**Text segment**.
============================================================

Muted inflation one more reason for Fed’s patience: Daly

FAN Editor
San Francisco Federal Reserve President Mary Daly poses for a photo after a speech at the Commonwealth Club in San Franciso
San Francisco Federal Reserve President Mary Daly poses for a photo after a speech at the Commonwealth Club in San Franciso, California, U.S., March 26, 2019. REUTERS/Ann Saphir

March 26, 2019

By Ann Saphir

SAN FRANCISCO (Reuters) – Federal Reserve policymakers need to be vigilant that muted inflation does not become ingrained in their expectations, but the U.S. central bank’s patient approach to monetary policy should allow inflation to reassert itself, San Francisco Federal Reserve Bank President Mary Daly said on Tuesday.

“Patience is where I’m at right now,” Daly told reporters after a speech at the Commonwealth Club in San Francisco. She added that with the U.S. economy now in “a good place,” she wants to leaves rates where they are “until the data suggests we go one way or another way.”

Daly’s comments on the threat of too-low inflation go some way to explain Fed policymakers’ decision last Wednesday not only to keep their target for short-term rates in the range of 2.25 percent to 2.5 percent, but also to mostly abandon projections for any interest rate hikes this year.

============================================================

**Data extract**.
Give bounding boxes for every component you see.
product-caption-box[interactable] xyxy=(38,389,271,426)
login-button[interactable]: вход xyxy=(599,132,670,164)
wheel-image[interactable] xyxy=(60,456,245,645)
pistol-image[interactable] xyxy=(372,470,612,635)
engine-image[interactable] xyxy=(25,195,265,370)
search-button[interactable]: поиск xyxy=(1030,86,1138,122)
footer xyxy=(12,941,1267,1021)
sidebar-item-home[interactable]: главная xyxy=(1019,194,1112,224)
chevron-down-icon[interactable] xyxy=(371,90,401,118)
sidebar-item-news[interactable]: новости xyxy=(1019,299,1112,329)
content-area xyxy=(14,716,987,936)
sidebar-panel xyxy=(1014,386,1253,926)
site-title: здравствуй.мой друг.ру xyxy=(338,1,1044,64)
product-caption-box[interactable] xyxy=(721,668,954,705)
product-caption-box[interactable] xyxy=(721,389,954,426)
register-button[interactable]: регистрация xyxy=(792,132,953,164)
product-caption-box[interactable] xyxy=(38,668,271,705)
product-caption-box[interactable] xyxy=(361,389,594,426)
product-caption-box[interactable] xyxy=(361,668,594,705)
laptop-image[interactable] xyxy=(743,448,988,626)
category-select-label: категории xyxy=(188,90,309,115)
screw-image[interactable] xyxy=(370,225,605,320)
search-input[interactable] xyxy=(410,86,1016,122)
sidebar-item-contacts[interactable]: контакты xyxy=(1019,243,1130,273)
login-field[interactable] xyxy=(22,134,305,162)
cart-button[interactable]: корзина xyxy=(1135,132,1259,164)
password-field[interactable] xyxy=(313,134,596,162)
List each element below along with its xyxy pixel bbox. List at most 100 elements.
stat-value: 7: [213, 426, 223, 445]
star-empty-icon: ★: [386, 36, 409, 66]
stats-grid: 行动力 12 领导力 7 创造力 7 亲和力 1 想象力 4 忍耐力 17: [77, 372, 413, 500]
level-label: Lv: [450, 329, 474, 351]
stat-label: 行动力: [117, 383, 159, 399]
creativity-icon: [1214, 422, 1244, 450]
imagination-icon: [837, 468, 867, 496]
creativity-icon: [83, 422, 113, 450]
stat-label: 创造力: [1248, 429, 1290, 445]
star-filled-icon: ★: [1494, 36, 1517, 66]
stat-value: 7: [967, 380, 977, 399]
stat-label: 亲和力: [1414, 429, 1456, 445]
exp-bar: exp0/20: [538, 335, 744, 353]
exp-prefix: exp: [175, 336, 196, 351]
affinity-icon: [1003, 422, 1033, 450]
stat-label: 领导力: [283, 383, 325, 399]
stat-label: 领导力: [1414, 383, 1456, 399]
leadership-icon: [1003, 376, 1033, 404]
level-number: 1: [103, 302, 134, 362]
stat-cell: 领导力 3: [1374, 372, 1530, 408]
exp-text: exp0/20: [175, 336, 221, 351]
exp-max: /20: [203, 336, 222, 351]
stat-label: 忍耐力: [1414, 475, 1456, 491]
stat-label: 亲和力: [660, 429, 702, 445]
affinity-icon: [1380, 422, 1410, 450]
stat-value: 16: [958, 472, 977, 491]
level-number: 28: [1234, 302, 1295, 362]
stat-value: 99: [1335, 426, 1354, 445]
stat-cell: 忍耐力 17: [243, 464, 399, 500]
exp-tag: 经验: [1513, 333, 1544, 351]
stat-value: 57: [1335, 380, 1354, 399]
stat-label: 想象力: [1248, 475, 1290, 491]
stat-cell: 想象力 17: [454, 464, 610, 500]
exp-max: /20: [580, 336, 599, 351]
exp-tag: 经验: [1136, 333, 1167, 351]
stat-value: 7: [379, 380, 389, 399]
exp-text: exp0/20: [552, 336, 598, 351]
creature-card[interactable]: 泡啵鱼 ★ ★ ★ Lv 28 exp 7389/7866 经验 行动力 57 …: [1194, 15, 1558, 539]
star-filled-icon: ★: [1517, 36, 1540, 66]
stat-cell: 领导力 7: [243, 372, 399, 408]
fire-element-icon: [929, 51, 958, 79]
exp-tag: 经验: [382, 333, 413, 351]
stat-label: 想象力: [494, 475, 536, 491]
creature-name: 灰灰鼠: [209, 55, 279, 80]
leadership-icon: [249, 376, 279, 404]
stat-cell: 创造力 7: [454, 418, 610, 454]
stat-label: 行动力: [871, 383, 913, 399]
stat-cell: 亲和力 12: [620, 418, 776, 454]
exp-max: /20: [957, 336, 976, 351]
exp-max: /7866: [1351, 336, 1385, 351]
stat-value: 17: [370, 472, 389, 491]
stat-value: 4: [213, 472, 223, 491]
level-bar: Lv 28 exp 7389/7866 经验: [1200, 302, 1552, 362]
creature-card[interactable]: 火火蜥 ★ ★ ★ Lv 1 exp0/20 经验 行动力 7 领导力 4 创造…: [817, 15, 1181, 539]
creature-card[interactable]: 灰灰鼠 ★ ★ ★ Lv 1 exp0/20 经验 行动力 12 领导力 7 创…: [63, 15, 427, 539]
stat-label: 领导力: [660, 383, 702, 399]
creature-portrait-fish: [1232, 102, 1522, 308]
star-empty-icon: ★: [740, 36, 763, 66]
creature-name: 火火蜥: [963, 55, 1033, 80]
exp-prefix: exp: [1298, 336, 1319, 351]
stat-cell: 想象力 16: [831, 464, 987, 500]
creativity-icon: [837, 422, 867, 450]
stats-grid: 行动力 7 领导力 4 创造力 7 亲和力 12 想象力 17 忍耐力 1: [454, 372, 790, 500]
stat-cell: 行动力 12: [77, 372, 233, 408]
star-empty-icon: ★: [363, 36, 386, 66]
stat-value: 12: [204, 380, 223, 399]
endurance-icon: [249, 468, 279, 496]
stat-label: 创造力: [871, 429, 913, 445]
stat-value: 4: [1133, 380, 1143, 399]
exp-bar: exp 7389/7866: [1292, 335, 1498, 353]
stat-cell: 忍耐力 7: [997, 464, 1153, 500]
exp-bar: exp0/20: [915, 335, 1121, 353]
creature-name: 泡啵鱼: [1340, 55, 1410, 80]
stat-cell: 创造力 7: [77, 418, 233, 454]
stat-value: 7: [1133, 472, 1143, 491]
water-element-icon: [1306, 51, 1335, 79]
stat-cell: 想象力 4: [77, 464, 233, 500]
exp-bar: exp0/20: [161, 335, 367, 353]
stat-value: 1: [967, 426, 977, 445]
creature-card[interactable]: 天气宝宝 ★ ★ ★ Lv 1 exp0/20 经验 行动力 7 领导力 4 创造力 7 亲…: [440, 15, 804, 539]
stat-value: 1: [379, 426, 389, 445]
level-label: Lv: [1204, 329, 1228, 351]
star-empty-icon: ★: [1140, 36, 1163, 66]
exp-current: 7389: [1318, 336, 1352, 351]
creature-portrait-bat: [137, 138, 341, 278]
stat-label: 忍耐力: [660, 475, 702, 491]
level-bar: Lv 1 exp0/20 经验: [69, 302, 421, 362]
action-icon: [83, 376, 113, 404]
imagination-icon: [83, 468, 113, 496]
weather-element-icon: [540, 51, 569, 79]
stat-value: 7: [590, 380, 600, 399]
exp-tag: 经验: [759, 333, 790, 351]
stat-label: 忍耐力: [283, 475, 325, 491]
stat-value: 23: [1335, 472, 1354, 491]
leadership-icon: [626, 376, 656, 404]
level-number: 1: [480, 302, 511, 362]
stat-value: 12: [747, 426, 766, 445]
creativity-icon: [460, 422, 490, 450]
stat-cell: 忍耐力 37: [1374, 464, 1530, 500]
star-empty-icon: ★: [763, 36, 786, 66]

============================================================

**What the task requires**.
Reproduce the part of the article on Mary Daly's remarks about muted inflation that begins at the words "By Ann Saphir" and ends after the words "said on Tuesday.". Copy it exactly.

**Task response**.
By Ann Saphir

SAN FRANCISCO (Reuters) – Federal Reserve policymakers need to be vigilant that muted inflation does not become ingrained in their expectations, but the U.S. central bank’s patient approach to monetary policy should allow inflation to reassert itself, San Francisco Federal Reserve Bank President Mary Daly said on Tuesday.